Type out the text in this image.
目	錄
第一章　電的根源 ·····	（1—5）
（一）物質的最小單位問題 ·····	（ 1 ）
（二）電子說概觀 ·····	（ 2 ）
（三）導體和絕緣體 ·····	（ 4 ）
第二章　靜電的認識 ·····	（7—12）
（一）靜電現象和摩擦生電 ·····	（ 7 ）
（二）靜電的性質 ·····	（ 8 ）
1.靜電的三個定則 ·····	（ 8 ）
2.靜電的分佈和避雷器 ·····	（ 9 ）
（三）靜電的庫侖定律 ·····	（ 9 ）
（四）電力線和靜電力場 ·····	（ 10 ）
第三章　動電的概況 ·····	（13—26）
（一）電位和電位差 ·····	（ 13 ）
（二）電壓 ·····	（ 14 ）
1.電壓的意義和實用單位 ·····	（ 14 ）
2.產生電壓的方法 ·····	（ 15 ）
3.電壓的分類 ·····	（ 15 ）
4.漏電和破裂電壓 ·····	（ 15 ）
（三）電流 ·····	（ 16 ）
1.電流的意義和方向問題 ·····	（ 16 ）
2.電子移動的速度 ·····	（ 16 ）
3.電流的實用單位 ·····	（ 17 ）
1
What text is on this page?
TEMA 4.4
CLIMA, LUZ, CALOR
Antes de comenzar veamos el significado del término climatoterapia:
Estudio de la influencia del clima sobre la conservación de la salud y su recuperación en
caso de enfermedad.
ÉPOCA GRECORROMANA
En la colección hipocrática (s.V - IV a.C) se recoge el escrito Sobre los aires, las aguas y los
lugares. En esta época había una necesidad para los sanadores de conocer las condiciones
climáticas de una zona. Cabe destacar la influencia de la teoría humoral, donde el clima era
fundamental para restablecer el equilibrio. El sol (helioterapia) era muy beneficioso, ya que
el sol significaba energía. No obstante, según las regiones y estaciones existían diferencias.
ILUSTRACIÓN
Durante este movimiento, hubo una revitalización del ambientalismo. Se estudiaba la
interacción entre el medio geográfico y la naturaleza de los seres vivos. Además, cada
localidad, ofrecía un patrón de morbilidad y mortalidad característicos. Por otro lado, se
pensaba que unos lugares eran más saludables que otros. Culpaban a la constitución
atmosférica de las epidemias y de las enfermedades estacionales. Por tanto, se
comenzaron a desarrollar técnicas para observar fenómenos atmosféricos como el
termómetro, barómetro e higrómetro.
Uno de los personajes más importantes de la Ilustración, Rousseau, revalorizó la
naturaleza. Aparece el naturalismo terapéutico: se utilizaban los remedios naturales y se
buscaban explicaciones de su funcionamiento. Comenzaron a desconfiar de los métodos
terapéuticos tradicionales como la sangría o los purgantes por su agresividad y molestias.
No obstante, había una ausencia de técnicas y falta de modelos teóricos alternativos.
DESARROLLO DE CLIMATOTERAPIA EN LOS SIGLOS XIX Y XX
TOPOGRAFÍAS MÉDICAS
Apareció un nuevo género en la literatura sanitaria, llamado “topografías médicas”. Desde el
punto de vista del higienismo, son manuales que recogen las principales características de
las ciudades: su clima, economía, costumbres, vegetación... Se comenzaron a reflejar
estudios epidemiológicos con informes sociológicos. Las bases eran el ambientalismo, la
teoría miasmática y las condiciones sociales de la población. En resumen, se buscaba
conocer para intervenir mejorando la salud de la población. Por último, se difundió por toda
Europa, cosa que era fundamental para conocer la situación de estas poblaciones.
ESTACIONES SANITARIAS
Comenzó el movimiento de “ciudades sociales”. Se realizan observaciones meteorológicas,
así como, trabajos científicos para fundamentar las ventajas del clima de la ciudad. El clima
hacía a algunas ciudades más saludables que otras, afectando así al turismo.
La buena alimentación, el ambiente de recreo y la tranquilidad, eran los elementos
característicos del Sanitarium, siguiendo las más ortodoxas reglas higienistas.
• • • •
Exercise:
Only lines that contain the word "sociales" are wanted; copy each of them.

Output of the exercise:
teoría miasmática y las condiciones sociales de la población. En resumen, se buscaba
Comenzó el movimiento de “ciudades sociales”. Se realizan observaciones meteorológicas,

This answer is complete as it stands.